### Description of the task:
Filter the listing and keep only the lines with the word "communication".

### Stored data:
· · · ·

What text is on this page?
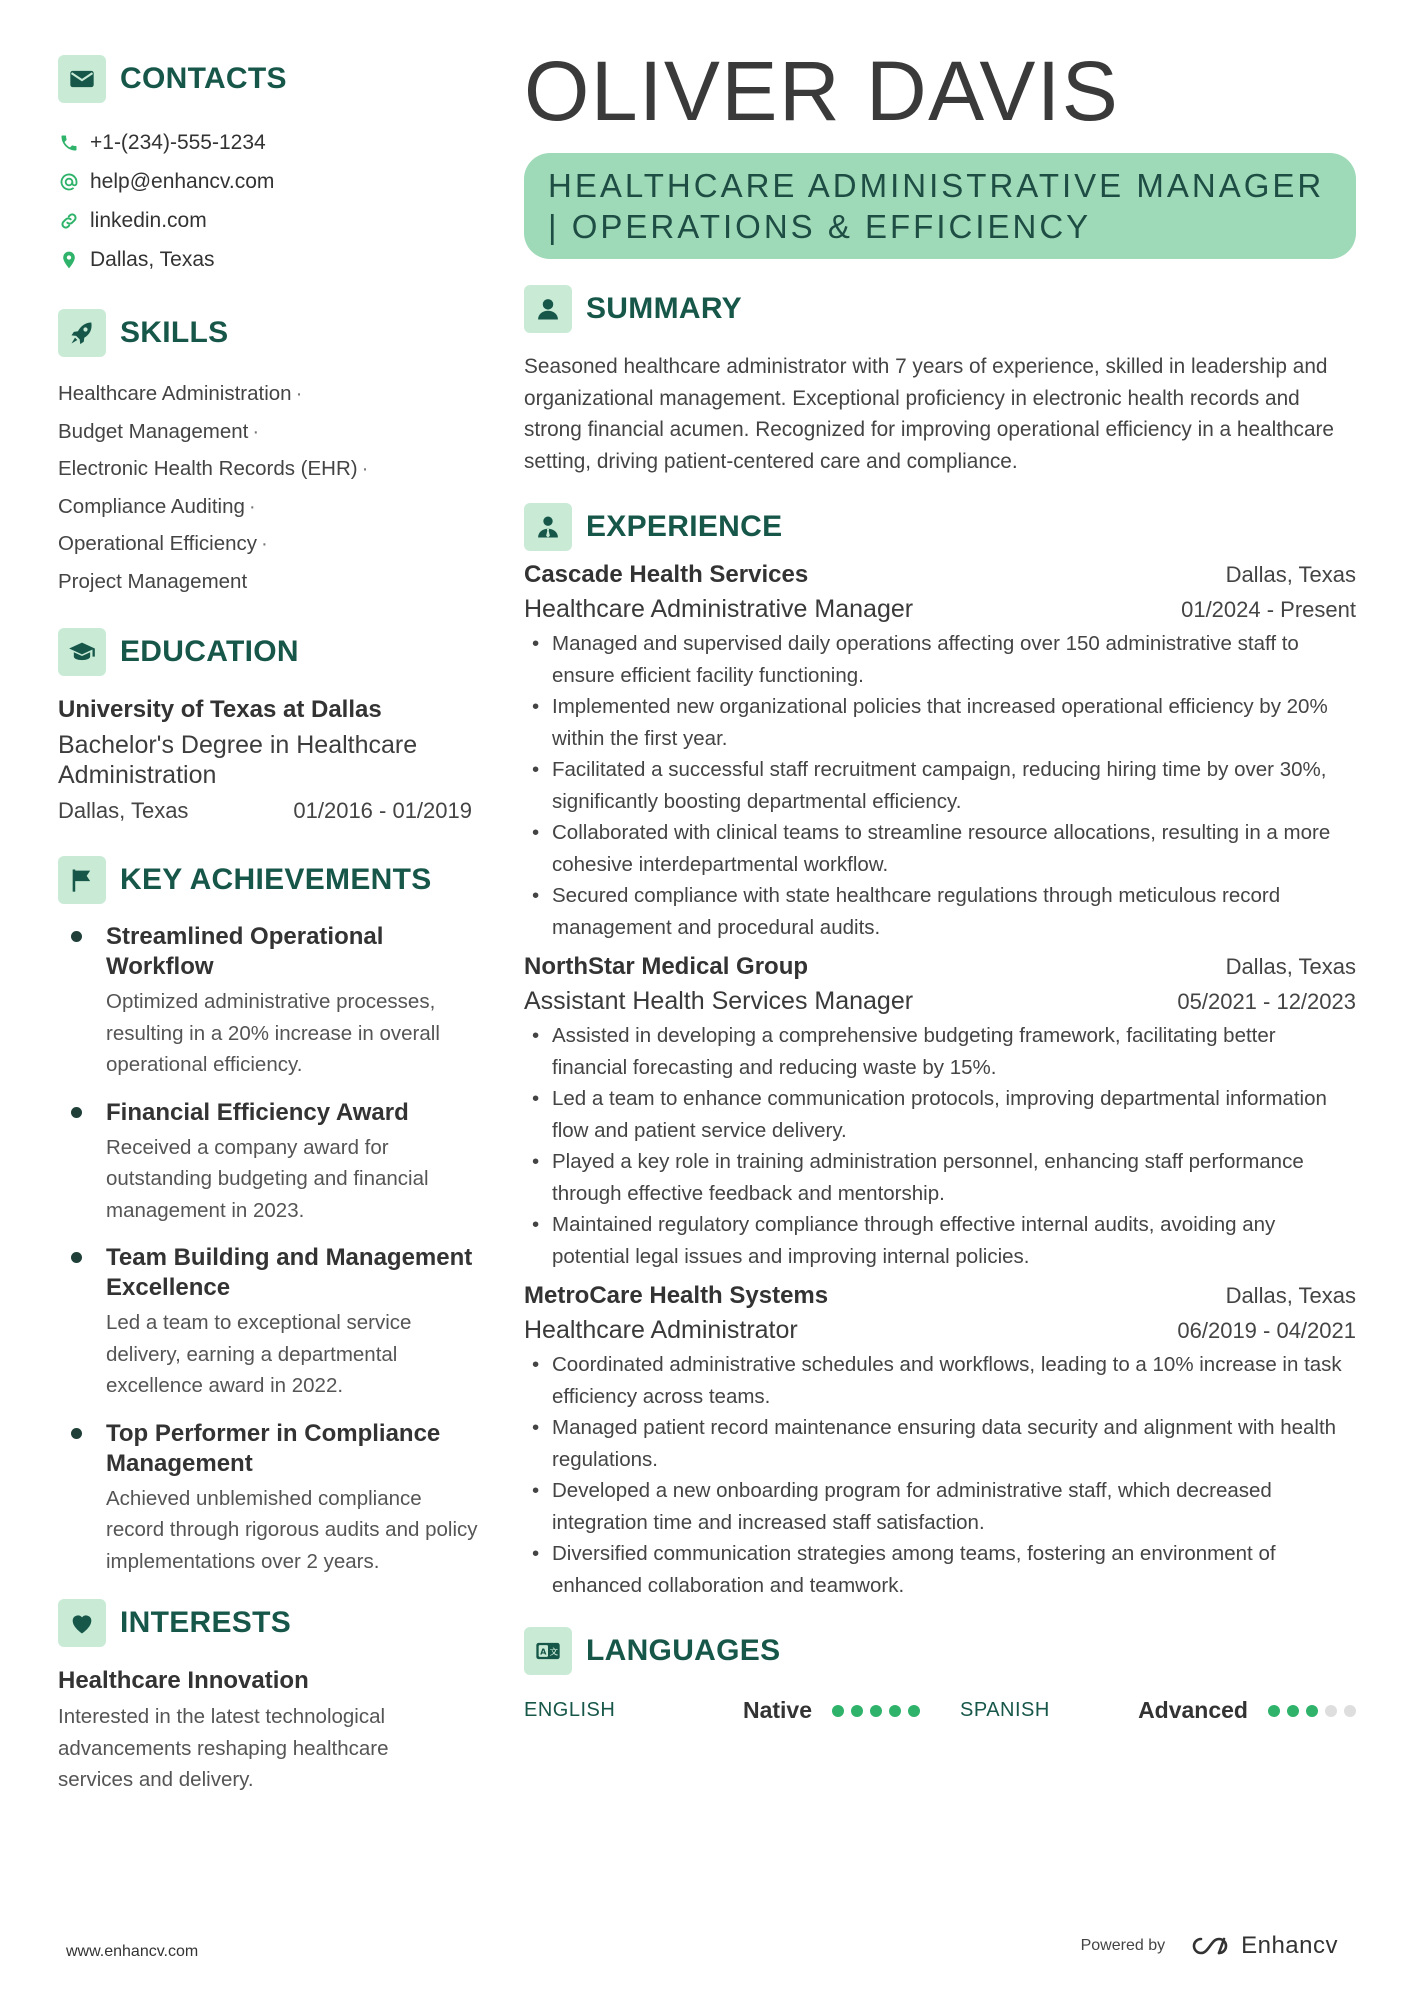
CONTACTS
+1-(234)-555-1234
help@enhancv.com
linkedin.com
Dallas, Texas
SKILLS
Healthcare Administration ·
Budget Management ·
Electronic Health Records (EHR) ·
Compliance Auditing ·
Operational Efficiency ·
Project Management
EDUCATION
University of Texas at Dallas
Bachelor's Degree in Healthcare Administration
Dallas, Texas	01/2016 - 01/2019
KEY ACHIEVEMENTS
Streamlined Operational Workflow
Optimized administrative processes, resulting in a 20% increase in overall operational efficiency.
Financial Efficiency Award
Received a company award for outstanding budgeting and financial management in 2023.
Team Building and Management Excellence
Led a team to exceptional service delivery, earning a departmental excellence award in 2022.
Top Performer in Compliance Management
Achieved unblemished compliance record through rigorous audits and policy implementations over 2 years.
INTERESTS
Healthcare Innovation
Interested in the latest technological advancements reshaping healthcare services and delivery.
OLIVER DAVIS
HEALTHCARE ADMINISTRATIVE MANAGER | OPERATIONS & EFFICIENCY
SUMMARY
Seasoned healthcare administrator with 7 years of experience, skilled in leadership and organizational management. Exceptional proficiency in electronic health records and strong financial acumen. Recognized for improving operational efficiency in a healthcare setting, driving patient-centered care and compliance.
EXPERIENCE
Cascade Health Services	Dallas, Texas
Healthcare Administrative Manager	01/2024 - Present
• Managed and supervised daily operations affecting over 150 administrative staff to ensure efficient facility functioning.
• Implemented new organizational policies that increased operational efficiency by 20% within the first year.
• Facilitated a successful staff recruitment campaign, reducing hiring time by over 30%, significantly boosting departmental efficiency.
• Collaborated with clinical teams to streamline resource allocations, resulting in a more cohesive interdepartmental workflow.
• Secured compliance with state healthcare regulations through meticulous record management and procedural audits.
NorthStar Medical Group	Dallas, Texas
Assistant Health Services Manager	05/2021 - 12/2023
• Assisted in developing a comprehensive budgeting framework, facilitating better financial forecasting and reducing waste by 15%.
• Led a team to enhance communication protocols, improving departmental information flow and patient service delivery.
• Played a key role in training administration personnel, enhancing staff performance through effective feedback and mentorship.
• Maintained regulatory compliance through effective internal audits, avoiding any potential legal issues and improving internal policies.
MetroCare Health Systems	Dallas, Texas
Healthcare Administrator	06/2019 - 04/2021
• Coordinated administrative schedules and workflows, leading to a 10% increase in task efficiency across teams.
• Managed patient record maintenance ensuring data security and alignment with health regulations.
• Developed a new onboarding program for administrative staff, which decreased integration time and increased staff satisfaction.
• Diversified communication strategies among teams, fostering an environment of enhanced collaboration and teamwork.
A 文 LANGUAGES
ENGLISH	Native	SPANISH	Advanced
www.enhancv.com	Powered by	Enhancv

· · · ·

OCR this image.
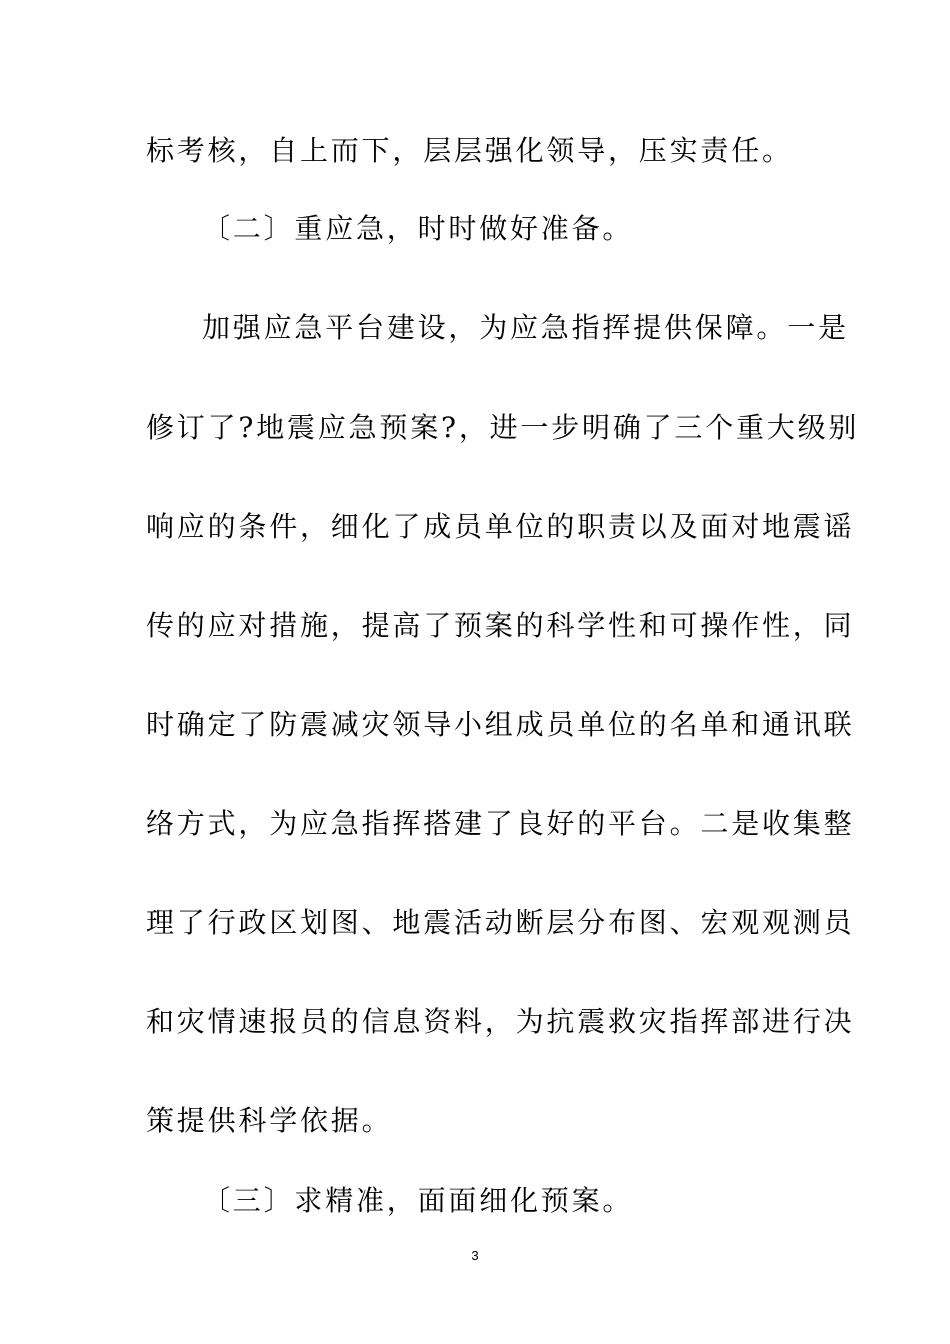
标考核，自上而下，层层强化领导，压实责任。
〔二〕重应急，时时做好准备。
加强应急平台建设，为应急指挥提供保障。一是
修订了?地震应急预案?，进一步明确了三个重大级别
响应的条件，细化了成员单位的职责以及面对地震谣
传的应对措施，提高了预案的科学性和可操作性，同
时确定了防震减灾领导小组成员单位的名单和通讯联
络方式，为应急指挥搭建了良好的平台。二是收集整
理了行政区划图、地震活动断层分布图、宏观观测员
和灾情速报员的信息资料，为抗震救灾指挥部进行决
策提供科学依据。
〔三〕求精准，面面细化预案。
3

· · · ·

### Final result:
• Led a team to enhance communication protocols, improving departmental information flow and patient service delivery.
• Diversified communication strategies among teams, fostering an environment of enhanced collaboration and teamwork.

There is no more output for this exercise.